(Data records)
***
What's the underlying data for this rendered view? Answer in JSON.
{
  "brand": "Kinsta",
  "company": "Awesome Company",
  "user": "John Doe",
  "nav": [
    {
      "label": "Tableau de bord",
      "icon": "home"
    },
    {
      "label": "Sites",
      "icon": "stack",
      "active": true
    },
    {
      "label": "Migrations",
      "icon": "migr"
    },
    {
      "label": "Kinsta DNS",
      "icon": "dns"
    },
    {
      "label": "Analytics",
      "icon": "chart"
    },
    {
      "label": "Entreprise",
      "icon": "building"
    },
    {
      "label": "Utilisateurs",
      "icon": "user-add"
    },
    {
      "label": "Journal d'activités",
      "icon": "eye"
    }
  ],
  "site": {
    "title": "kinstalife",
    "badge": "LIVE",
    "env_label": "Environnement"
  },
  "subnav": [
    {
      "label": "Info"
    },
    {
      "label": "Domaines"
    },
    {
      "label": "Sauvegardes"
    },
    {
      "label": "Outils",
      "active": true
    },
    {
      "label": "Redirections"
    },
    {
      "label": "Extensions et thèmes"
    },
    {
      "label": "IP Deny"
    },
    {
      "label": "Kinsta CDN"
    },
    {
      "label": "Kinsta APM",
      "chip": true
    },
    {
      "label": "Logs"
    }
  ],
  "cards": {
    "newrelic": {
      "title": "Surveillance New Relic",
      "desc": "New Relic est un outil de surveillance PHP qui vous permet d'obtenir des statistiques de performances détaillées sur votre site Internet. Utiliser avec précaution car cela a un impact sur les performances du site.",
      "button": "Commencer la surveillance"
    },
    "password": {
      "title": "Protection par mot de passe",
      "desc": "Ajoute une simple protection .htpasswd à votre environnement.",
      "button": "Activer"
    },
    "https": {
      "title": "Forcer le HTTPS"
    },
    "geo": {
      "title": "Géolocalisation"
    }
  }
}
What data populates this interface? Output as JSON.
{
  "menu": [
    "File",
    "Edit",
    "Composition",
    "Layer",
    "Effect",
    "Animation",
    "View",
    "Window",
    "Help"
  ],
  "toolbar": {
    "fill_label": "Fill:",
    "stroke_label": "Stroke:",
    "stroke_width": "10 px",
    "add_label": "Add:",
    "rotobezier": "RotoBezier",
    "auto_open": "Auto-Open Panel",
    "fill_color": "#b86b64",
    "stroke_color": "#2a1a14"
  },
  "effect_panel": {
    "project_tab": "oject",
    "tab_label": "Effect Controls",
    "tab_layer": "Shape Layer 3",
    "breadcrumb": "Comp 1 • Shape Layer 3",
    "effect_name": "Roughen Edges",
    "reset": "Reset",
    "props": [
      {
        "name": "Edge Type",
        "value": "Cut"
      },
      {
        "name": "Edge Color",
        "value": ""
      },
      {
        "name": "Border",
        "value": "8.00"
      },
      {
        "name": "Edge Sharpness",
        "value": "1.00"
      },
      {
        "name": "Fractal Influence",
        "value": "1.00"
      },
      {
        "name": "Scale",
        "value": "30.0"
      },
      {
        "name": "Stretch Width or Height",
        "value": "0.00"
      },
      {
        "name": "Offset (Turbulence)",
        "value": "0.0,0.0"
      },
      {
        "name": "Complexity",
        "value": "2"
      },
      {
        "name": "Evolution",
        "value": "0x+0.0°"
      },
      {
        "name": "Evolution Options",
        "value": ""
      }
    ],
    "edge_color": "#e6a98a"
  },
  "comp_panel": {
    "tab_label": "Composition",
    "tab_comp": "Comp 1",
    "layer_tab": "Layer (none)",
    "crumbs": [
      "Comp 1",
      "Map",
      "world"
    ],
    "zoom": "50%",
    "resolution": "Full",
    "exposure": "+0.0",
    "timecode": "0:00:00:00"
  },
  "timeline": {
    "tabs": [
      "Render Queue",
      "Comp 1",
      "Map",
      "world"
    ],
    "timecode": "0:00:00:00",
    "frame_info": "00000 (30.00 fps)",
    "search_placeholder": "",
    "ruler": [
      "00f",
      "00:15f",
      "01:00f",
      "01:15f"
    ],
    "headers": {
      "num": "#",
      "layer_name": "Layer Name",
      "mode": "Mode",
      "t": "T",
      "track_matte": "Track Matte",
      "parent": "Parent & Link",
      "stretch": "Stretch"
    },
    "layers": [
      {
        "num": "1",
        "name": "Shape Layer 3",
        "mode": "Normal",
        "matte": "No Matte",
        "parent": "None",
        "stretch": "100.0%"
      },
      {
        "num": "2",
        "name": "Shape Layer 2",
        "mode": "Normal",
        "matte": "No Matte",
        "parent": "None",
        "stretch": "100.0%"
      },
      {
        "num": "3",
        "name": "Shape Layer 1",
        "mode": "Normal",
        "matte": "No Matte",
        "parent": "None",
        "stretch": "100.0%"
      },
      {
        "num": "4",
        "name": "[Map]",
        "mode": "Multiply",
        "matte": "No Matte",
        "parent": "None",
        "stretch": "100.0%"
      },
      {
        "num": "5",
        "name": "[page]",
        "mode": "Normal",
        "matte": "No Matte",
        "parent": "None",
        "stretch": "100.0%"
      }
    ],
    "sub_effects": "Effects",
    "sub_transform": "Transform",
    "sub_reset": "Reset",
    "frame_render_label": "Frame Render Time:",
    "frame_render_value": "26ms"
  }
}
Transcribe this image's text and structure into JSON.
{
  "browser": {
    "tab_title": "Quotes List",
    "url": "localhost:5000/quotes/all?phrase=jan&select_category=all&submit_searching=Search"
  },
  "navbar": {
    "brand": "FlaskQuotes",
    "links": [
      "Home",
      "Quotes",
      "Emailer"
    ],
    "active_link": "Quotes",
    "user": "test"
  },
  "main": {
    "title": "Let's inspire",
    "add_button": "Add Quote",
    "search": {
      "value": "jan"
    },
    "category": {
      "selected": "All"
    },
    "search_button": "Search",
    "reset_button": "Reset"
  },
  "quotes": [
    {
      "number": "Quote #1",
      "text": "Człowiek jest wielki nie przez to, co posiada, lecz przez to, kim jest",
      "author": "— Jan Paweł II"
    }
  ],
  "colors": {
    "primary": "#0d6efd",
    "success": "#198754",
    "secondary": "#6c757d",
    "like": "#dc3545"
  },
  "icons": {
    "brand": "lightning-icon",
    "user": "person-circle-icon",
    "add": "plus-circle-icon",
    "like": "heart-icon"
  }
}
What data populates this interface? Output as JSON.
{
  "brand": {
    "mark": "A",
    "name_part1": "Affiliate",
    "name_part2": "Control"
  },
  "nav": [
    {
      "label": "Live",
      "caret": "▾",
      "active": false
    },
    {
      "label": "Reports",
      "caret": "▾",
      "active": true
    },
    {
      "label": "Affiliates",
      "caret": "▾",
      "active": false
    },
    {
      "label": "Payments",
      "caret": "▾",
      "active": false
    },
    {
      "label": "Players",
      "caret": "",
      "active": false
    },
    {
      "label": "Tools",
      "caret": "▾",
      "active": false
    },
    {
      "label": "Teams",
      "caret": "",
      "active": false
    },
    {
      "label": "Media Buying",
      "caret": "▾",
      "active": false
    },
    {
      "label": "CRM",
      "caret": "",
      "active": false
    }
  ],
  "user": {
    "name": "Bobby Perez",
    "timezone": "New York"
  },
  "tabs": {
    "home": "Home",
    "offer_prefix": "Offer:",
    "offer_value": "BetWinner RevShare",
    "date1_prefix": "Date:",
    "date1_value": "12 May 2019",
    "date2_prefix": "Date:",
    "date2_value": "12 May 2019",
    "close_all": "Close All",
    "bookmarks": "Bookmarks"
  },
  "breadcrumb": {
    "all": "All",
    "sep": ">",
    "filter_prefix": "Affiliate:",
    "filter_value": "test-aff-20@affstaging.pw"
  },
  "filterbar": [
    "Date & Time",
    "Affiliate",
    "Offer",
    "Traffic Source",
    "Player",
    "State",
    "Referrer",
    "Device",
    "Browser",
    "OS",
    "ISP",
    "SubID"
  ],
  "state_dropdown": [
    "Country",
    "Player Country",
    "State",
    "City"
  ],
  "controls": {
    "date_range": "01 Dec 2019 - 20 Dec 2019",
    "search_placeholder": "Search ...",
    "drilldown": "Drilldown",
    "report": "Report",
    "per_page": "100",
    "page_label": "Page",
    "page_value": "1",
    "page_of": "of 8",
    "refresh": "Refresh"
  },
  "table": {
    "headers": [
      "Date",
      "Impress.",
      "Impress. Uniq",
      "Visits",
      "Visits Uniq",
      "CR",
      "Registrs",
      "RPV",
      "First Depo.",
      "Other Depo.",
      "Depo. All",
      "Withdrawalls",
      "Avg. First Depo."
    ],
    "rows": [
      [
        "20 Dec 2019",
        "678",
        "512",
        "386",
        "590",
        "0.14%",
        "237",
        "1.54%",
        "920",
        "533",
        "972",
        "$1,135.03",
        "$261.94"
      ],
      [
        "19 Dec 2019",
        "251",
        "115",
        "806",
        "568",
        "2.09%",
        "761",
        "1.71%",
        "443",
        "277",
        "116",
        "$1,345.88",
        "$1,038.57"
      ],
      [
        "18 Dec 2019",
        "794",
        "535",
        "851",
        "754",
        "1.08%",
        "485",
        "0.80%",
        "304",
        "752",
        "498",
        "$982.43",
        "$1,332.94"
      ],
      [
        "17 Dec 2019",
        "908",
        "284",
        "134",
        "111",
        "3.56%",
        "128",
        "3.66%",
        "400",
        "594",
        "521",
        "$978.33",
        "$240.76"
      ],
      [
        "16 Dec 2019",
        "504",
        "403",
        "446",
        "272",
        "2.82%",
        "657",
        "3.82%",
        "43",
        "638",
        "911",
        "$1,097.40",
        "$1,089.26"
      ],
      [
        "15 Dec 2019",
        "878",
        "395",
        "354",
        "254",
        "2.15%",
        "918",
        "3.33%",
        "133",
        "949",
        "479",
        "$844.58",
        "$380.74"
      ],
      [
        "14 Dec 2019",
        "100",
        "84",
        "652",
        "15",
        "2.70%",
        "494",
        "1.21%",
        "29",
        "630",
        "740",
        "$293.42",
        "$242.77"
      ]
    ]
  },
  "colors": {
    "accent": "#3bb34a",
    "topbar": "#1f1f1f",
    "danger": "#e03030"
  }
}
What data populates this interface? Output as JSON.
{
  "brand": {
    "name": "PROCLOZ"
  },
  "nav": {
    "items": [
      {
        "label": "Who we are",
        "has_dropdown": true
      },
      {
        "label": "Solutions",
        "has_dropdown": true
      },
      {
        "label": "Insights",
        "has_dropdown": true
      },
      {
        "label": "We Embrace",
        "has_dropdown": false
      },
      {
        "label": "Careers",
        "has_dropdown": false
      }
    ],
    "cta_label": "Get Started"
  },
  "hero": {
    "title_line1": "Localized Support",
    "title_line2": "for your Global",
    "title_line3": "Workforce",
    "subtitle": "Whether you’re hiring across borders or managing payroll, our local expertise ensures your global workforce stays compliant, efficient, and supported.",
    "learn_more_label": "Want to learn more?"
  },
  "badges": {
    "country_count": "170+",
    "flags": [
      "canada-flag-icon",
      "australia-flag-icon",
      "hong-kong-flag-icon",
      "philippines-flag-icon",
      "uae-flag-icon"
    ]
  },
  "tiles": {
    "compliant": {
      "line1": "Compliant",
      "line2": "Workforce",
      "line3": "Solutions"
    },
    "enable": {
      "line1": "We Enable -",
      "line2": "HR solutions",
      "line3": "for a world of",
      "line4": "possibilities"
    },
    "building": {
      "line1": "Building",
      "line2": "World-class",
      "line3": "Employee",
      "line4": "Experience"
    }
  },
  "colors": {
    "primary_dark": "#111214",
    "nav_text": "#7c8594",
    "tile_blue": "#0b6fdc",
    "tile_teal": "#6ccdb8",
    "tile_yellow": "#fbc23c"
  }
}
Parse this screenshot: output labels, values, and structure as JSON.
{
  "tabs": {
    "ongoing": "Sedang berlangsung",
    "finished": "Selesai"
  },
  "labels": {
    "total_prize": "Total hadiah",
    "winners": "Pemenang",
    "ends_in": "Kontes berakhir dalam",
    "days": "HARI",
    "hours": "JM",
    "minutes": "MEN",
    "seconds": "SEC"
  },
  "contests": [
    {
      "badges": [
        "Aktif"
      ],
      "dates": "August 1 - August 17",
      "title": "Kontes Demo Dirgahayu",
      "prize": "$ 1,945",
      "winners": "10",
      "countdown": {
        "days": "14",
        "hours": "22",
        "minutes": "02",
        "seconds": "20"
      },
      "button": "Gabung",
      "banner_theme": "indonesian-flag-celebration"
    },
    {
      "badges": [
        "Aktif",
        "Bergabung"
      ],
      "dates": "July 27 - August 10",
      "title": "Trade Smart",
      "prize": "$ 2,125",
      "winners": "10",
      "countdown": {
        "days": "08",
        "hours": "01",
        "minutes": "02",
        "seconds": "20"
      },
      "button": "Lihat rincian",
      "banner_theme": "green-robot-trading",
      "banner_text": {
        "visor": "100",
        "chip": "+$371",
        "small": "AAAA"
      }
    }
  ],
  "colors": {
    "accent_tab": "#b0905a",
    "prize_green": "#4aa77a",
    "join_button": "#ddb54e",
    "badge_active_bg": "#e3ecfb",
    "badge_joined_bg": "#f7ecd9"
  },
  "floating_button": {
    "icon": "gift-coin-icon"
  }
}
***
> Written task:
Copy out every line in the entries above that holds "Depo".

> Reply to the exercise:
      "First Depo.",
      "Other Depo.",
      "Depo. All",
      "Avg. First Depo."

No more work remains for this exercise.